Extracted records

········

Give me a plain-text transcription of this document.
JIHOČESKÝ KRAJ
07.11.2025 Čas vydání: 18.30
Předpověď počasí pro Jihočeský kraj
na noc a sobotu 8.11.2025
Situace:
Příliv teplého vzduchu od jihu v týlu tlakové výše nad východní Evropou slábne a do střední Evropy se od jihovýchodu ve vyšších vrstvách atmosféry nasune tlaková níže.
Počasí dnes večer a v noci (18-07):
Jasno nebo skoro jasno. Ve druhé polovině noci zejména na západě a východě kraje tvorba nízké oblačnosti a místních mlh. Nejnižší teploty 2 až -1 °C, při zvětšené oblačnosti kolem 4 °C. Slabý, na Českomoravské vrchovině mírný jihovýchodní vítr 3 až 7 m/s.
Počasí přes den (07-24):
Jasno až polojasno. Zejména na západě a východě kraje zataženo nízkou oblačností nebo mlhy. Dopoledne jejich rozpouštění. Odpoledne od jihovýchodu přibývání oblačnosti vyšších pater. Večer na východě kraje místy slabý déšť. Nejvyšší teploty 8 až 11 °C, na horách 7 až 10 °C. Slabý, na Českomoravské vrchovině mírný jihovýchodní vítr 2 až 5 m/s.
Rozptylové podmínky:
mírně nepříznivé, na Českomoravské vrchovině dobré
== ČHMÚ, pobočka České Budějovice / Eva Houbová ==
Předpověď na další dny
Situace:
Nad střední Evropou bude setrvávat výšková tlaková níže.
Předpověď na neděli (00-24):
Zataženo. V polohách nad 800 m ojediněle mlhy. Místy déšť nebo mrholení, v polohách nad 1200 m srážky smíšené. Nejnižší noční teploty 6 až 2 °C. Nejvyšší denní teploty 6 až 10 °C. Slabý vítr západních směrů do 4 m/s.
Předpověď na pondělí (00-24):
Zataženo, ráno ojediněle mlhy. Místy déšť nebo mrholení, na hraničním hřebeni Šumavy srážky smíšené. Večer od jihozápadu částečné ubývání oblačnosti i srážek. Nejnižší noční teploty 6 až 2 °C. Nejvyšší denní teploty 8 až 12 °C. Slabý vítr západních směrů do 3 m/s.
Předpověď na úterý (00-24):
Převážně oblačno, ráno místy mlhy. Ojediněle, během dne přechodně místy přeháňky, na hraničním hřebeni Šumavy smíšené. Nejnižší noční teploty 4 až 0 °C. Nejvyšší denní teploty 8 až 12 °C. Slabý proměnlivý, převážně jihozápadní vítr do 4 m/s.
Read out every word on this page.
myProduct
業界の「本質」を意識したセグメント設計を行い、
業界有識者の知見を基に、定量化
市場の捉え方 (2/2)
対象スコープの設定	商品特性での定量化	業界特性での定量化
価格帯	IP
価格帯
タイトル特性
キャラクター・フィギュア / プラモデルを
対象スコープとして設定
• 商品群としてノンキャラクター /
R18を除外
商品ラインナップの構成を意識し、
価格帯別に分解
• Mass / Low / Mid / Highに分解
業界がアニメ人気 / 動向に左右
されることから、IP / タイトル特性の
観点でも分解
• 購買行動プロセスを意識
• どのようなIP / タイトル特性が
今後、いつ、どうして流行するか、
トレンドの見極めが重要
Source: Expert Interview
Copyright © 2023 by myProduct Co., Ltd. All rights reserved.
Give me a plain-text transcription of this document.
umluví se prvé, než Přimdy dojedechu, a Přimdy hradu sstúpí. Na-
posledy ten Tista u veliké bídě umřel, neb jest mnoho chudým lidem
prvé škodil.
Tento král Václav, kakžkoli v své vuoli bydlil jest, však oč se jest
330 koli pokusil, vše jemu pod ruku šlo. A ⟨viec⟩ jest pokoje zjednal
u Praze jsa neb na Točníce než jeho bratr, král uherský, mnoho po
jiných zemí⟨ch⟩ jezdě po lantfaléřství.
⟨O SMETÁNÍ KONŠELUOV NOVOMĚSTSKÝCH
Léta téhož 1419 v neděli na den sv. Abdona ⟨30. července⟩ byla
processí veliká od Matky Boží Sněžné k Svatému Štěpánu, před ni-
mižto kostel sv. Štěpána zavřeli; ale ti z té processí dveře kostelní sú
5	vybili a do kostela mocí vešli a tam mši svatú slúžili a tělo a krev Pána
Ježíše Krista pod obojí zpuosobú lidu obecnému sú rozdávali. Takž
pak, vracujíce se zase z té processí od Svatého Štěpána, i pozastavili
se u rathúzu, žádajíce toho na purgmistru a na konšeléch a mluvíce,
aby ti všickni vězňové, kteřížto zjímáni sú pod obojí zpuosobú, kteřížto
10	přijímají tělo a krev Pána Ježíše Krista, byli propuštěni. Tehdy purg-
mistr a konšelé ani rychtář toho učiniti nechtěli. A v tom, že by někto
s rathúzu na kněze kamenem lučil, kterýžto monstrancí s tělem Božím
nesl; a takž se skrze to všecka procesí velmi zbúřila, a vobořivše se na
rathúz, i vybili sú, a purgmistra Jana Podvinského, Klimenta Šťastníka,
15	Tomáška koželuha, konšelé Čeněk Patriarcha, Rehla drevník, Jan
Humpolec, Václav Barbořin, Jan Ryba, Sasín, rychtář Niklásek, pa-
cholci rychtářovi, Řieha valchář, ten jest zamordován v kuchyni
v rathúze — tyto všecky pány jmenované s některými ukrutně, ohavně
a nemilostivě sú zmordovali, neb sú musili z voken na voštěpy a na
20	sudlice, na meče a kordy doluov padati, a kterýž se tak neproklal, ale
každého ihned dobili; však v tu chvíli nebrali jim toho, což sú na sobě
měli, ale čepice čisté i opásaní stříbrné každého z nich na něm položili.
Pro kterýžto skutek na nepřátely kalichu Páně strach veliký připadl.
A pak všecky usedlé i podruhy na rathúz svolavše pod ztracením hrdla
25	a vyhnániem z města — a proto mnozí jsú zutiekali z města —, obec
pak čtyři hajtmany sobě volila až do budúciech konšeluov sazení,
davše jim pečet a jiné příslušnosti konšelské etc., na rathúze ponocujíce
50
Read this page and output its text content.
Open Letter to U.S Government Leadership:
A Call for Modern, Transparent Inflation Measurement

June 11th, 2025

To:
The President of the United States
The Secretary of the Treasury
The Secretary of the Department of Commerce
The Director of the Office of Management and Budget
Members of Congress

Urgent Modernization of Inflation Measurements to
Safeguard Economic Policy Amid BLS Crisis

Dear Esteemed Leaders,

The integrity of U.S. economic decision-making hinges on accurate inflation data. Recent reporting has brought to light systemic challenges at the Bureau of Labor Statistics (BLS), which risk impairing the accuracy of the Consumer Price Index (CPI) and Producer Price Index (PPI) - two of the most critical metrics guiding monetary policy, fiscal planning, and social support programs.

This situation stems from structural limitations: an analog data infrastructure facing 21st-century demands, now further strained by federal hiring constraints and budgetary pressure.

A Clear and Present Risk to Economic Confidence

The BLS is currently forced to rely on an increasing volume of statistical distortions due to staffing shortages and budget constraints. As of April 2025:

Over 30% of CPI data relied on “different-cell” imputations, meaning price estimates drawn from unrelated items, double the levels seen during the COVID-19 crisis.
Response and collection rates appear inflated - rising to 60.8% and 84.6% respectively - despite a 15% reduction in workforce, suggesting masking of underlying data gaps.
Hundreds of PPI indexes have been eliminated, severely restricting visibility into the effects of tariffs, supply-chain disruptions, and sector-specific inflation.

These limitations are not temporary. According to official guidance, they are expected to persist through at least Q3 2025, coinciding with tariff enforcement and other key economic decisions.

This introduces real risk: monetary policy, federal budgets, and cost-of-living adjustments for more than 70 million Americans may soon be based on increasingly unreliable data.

········

**Stated exercise**:
Gather, from the listing above, every line carrying the word "mrholení".

**Exercise output**:
Zataženo. V polohách nad 800 m ojediněle mlhy. Místy déšť nebo mrholení, v polohách nad 1200 m srážky smíšené. Nejnižší noční teploty 6 až 2 °C. Nejvyšší denní teploty 6 až 10 °C. Slabý vítr západních směrů do 4 m/s.
Zataženo, ráno ojediněle mlhy. Místy déšť nebo mrholení, na hraničním hřebeni Šumavy srážky smíšené. Večer od jihozápadu částečné ubývání oblačnosti i srážek. Nejnižší noční teploty 6 až 2 °C. Nejvyšší denní teploty 8 až 12 °C. Slabý vítr západních směrů do 3 m/s.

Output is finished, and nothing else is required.